» **Layout element data**:
┌────────

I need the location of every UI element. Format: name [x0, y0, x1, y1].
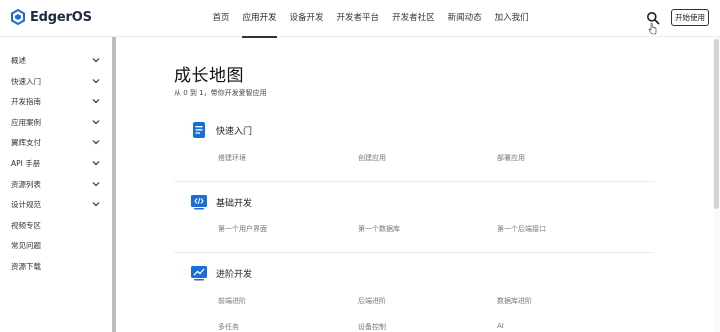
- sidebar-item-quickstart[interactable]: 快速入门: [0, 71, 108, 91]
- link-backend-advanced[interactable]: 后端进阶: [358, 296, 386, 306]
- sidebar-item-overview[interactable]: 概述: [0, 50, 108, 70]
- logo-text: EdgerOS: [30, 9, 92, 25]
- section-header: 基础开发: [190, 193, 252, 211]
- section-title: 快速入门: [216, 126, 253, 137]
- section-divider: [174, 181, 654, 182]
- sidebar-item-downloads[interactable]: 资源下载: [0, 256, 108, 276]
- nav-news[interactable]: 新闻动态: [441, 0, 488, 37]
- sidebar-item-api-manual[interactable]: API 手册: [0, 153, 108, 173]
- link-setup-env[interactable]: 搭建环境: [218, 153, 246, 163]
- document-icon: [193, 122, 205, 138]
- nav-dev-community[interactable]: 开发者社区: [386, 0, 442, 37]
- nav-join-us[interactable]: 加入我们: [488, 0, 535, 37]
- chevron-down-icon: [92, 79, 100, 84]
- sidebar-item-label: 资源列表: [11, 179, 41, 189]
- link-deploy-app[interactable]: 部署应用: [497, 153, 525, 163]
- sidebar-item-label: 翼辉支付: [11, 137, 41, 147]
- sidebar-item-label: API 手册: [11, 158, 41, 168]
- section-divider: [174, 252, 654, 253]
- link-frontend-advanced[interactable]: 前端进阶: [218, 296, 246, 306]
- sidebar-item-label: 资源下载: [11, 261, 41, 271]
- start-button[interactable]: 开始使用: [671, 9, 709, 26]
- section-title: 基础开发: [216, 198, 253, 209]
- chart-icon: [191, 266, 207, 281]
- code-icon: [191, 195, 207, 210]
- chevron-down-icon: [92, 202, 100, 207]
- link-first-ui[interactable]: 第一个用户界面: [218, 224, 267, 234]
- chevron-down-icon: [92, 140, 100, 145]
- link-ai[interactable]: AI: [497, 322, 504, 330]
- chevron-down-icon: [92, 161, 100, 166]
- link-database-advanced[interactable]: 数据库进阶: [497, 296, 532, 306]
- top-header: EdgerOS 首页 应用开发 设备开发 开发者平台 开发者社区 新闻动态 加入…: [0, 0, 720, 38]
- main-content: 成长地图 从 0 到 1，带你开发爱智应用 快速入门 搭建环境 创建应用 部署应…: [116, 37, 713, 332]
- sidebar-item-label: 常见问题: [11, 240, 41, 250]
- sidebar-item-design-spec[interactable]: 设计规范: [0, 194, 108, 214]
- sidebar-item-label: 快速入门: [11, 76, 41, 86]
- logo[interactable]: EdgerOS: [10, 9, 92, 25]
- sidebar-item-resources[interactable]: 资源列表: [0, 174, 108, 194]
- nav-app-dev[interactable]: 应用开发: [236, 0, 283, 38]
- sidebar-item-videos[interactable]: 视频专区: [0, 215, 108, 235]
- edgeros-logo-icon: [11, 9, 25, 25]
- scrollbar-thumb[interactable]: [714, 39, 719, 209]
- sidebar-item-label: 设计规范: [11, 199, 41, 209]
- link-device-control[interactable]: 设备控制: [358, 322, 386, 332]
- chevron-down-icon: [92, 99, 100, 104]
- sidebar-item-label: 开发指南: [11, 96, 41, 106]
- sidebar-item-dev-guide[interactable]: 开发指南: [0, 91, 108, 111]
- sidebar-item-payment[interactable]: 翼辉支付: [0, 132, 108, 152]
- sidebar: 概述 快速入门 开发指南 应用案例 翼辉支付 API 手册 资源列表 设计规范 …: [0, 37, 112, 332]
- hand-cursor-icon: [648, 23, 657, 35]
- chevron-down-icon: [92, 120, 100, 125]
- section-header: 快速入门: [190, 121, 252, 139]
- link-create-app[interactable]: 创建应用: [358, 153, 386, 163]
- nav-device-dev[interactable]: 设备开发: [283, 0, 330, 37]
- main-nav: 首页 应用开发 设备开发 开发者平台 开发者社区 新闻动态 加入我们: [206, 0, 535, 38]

└────────

» **Task to complete**: Copy out the data word for word, beginning at the line containing "- sidebar-item-quickstart[interactable]: 快速入门: [0, 71, 108, 91]" and continuing through the line containing "- start-button[interactable]: 开始使用: [671, 9, 709, 26]", both lines included.

» **Worked solution**:
- sidebar-item-quickstart[interactable]: 快速入门: [0, 71, 108, 91]
- link-backend-advanced[interactable]: 后端进阶: [358, 296, 386, 306]
- sidebar-item-overview[interactable]: 概述: [0, 50, 108, 70]
- logo-text: EdgerOS: [30, 9, 92, 25]
- section-header: 基础开发: [190, 193, 252, 211]
- section-title: 快速入门: [216, 126, 253, 137]
- section-divider: [174, 181, 654, 182]
- sidebar-item-downloads[interactable]: 资源下载: [0, 256, 108, 276]
- nav-news[interactable]: 新闻动态: [441, 0, 488, 37]
- sidebar-item-api-manual[interactable]: API 手册: [0, 153, 108, 173]
- link-setup-env[interactable]: 搭建环境: [218, 153, 246, 163]
- document-icon: [193, 122, 205, 138]
- nav-dev-community[interactable]: 开发者社区: [386, 0, 442, 37]
- nav-join-us[interactable]: 加入我们: [488, 0, 535, 37]
- chevron-down-icon: [92, 79, 100, 84]
- sidebar-item-label: 资源列表: [11, 179, 41, 189]
- link-deploy-app[interactable]: 部署应用: [497, 153, 525, 163]
- sidebar-item-label: 翼辉支付: [11, 137, 41, 147]
- sidebar-item-label: API 手册: [11, 158, 41, 168]
- section-divider: [174, 252, 654, 253]
- link-frontend-advanced[interactable]: 前端进阶: [218, 296, 246, 306]
- sidebar-item-label: 资源下载: [11, 261, 41, 271]
- start-button[interactable]: 开始使用: [671, 9, 709, 26]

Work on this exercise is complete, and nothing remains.